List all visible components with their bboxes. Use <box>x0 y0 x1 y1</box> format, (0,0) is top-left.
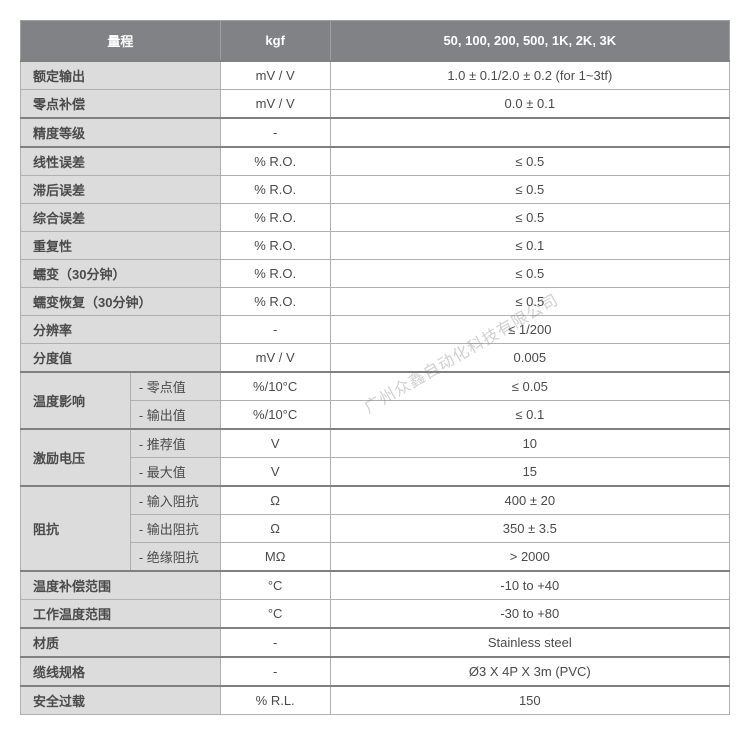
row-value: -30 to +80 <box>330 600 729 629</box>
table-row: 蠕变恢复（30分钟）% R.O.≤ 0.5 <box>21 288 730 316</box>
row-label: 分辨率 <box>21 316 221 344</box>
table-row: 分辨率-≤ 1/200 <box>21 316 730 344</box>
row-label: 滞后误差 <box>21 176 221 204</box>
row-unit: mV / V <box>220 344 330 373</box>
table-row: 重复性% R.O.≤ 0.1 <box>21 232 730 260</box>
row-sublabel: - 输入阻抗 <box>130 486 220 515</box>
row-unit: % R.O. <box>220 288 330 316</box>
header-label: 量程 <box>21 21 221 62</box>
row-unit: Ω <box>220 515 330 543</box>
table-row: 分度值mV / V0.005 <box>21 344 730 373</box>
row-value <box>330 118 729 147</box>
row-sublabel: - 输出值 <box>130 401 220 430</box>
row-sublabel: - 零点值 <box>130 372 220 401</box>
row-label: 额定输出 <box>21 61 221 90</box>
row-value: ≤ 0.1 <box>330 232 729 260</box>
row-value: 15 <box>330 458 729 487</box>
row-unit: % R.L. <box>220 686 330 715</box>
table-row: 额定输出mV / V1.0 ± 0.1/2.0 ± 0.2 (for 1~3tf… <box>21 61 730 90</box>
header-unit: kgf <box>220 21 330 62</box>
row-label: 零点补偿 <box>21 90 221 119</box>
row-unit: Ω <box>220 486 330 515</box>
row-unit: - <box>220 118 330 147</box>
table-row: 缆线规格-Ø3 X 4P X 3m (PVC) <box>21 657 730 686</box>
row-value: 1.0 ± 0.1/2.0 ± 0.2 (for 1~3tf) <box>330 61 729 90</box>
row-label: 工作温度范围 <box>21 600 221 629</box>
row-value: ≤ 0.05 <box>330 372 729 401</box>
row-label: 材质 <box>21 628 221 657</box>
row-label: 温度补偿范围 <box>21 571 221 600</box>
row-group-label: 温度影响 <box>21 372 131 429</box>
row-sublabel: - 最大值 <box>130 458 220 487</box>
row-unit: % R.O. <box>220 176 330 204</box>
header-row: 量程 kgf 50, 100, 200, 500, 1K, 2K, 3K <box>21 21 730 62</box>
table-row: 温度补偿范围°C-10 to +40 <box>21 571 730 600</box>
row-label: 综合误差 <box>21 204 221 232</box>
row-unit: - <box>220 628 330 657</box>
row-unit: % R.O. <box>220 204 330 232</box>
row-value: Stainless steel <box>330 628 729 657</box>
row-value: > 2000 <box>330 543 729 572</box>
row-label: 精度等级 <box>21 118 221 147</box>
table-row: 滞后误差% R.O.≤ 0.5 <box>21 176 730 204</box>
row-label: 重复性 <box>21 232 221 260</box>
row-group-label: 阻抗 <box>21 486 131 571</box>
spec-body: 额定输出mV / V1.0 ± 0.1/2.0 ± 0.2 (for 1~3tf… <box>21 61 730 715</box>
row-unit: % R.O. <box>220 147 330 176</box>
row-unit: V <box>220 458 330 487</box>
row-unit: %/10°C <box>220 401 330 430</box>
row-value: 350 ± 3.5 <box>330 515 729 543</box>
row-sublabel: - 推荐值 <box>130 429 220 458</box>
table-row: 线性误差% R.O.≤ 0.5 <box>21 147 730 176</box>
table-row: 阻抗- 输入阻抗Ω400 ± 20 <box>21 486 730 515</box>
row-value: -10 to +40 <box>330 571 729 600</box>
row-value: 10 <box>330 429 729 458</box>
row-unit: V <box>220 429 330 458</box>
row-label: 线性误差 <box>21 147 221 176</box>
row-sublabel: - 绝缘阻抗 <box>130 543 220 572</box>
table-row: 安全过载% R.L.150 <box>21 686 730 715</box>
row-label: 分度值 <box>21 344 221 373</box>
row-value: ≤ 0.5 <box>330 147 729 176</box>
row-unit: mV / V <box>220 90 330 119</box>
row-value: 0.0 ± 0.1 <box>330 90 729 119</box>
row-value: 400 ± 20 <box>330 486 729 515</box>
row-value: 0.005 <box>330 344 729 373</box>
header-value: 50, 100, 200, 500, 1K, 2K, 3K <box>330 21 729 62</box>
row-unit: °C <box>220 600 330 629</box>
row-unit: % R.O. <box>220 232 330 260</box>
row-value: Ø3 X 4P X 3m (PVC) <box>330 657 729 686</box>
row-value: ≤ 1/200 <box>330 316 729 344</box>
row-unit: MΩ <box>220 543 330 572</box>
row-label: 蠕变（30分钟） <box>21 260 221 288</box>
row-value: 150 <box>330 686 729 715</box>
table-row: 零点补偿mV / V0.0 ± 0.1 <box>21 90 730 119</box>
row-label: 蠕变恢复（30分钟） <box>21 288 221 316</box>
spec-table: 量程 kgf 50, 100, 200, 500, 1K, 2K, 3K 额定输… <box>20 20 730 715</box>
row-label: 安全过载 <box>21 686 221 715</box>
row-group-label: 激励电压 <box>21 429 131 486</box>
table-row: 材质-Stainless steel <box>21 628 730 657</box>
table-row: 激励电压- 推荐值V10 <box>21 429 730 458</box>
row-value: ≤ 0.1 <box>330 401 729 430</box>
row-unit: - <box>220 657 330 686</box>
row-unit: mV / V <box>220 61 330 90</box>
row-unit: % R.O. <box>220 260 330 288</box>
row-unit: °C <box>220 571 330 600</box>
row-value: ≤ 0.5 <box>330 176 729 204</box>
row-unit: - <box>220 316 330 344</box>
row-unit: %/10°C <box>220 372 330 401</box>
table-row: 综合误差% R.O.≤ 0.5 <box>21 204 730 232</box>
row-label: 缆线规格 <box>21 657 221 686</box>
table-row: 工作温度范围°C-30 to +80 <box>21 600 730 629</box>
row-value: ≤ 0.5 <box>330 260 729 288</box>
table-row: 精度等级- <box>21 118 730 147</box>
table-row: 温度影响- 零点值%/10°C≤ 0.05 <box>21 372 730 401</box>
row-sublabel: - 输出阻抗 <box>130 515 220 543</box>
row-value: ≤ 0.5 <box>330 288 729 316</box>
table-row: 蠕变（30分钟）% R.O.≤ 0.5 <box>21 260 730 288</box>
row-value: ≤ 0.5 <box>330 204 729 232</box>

* * *

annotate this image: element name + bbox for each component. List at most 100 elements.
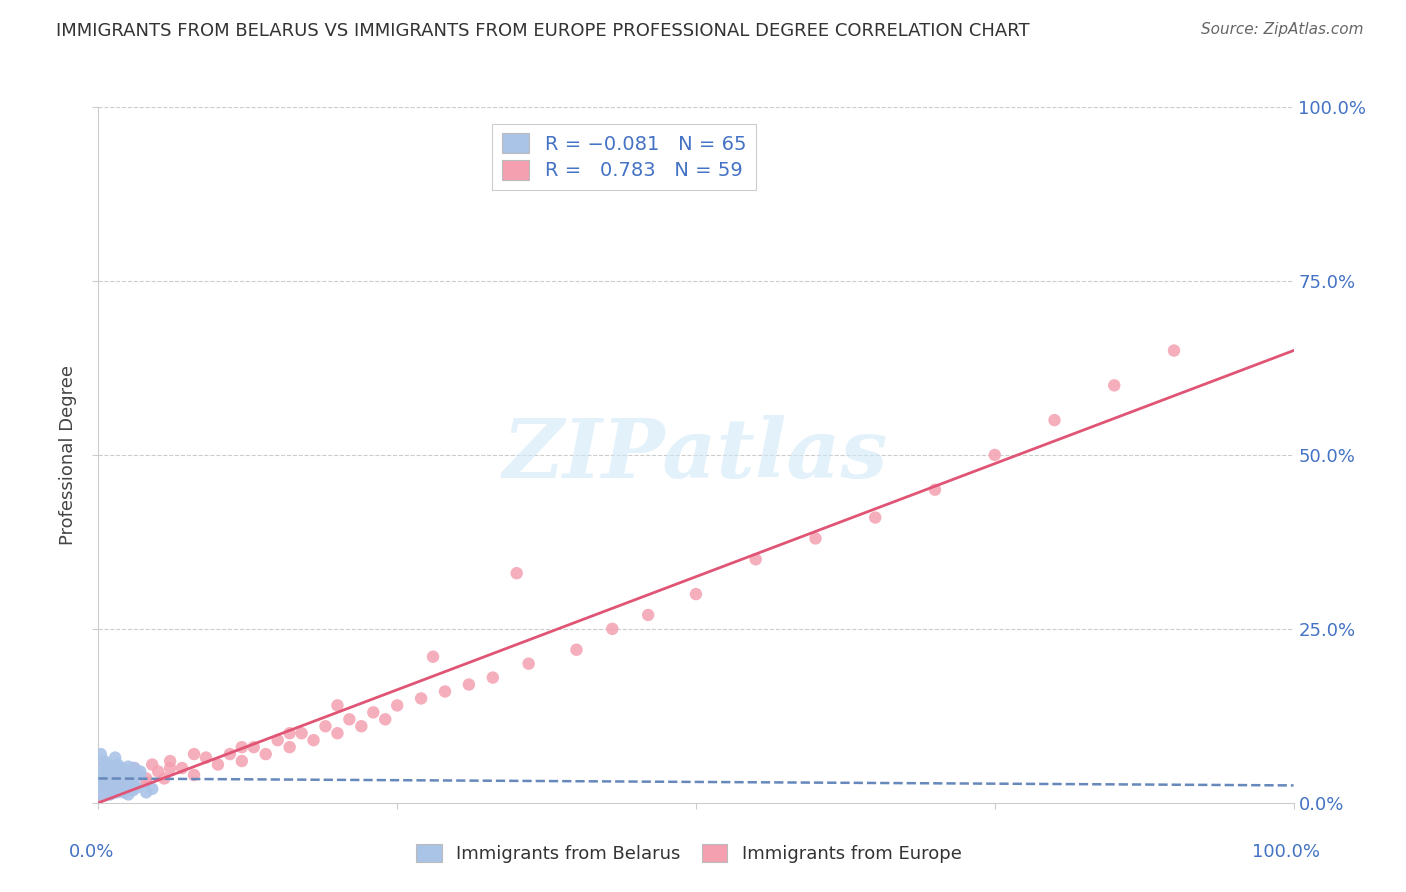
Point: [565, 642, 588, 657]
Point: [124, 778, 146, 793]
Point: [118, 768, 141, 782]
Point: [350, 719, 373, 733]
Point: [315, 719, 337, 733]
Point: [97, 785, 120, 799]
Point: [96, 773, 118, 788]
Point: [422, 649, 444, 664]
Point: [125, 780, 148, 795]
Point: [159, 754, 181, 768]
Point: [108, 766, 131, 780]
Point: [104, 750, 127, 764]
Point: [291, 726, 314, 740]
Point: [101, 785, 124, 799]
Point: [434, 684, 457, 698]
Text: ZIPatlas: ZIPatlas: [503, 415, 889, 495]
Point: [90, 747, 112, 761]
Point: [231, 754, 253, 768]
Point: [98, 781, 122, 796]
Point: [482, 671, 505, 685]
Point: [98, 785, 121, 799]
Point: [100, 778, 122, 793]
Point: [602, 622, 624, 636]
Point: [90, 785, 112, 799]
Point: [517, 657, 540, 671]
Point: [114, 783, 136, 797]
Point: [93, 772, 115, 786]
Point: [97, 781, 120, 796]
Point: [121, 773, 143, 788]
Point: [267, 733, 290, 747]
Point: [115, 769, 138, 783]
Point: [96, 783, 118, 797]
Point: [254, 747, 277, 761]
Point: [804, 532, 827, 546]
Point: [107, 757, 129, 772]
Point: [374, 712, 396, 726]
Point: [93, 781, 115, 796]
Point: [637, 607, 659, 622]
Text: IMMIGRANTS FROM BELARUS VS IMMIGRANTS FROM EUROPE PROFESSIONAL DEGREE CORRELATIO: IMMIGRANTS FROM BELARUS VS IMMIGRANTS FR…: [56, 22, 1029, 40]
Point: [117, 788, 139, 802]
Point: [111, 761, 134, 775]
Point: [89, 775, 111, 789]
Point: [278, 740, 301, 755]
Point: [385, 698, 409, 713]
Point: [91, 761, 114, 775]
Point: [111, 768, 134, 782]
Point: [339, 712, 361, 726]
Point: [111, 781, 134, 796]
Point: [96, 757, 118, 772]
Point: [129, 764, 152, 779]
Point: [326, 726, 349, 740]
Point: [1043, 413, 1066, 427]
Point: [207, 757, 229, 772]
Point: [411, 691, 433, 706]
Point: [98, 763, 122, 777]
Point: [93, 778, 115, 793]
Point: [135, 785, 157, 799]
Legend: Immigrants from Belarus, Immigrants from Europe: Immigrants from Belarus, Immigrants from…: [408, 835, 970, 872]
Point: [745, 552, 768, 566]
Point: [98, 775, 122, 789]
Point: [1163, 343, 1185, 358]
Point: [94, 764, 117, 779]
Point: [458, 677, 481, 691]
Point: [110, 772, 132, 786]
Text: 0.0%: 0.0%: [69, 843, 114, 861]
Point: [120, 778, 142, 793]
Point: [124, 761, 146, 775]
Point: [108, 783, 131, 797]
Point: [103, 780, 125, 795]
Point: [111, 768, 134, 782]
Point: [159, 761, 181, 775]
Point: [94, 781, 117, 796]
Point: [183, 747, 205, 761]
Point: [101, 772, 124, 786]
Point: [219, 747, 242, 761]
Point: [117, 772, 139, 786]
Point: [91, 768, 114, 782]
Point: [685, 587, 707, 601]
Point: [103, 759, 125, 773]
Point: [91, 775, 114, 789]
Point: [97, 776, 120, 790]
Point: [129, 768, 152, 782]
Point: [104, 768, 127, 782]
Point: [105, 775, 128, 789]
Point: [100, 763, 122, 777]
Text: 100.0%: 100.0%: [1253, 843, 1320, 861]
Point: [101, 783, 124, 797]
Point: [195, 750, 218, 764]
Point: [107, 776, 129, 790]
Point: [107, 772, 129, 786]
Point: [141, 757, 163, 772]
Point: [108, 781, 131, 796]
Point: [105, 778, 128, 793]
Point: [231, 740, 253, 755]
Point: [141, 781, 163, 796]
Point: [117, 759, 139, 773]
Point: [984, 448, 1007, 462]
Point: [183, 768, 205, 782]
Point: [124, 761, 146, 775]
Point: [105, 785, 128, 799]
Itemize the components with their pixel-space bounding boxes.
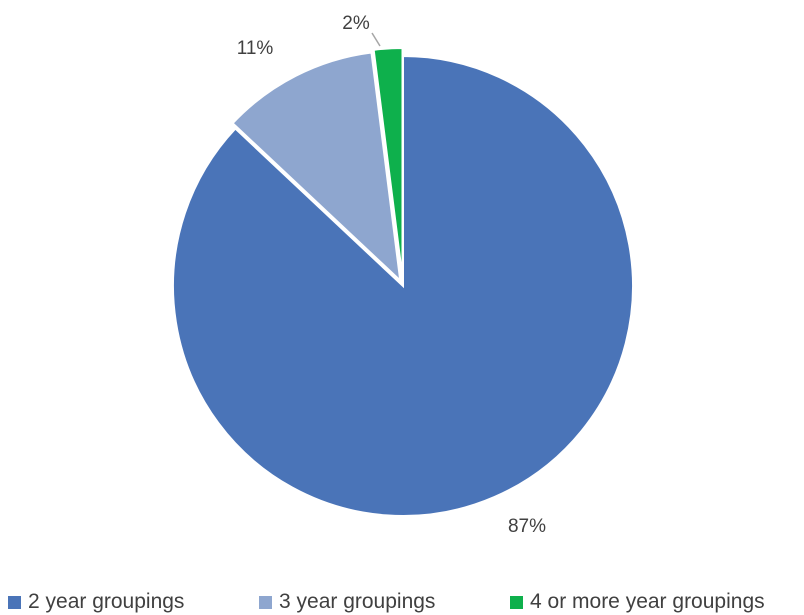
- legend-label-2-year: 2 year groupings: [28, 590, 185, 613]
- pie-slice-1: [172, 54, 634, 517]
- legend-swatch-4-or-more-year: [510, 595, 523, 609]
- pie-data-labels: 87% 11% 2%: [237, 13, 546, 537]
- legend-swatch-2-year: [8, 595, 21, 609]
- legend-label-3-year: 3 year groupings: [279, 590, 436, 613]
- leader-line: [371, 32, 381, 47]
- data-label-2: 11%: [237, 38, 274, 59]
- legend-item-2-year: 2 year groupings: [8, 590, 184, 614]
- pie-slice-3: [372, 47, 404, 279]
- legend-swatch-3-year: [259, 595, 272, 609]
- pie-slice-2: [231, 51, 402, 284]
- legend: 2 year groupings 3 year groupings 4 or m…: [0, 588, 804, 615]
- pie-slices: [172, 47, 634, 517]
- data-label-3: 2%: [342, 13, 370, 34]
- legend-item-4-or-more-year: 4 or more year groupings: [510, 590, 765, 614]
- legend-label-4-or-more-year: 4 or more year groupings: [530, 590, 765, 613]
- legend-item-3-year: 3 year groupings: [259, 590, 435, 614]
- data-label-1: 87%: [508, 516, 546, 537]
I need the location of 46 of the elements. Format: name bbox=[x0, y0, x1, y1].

---

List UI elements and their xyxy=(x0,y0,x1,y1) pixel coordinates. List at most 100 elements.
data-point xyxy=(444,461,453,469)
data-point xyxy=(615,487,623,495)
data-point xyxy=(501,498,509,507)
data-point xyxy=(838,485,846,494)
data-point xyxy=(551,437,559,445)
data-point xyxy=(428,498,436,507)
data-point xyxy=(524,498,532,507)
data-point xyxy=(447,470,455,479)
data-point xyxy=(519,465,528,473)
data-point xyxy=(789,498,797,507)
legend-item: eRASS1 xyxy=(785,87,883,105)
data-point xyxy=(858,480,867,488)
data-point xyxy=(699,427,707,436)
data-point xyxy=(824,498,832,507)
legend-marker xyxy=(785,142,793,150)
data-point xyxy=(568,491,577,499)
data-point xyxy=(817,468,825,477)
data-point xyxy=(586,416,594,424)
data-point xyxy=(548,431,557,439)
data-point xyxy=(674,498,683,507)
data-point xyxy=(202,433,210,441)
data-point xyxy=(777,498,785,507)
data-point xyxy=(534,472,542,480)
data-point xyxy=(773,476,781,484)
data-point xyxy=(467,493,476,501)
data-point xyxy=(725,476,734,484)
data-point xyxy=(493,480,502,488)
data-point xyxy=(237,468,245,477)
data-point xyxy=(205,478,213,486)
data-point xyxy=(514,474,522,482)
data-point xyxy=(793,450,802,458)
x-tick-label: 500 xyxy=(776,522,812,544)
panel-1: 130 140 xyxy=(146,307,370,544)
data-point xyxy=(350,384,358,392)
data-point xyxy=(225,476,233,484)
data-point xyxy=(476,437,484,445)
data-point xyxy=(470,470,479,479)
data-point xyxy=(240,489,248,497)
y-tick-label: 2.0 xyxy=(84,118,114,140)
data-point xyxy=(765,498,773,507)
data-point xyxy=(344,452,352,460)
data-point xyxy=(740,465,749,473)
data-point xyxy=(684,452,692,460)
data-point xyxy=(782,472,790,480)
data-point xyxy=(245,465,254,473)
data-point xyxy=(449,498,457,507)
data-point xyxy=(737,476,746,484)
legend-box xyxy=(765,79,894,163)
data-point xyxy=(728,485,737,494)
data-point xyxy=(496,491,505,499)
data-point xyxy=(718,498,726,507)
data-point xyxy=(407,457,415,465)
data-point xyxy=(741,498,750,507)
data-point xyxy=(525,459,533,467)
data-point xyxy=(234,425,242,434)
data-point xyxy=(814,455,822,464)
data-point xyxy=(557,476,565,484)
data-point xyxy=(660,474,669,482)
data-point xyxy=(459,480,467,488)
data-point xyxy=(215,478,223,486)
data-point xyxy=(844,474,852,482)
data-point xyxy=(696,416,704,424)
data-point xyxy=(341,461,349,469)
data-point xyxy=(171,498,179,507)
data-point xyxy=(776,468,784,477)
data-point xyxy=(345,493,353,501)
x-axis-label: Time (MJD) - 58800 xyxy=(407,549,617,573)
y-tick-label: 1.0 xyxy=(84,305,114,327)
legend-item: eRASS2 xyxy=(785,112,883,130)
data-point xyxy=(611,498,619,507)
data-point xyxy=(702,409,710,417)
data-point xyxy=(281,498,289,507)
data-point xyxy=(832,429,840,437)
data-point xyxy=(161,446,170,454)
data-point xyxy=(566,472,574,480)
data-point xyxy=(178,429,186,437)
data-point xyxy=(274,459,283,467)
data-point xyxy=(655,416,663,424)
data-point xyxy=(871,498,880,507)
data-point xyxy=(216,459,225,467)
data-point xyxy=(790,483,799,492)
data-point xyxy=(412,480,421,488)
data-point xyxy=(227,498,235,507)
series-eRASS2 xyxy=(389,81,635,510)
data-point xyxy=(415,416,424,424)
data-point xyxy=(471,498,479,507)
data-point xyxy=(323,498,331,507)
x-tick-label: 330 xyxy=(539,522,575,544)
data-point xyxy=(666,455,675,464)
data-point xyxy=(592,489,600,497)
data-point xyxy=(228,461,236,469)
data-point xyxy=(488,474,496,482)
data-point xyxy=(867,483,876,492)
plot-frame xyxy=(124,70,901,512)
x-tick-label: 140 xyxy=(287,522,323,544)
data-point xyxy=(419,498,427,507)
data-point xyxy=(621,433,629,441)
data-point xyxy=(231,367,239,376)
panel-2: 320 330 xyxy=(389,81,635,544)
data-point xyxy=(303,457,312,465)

WHAT YOU ARE ASKED TO DO:
Return the lines from the one with "List UI elements" to the one with "data-point xyxy=(428,498,436,507)", both included, copied exactly.

WORKED ANSWER:
List UI elements and their xyxy=(x0,y0,x1,y1) pixel coordinates. List at most 100 elements.
data-point xyxy=(444,461,453,469)
data-point xyxy=(615,487,623,495)
data-point xyxy=(501,498,509,507)
data-point xyxy=(838,485,846,494)
data-point xyxy=(551,437,559,445)
data-point xyxy=(428,498,436,507)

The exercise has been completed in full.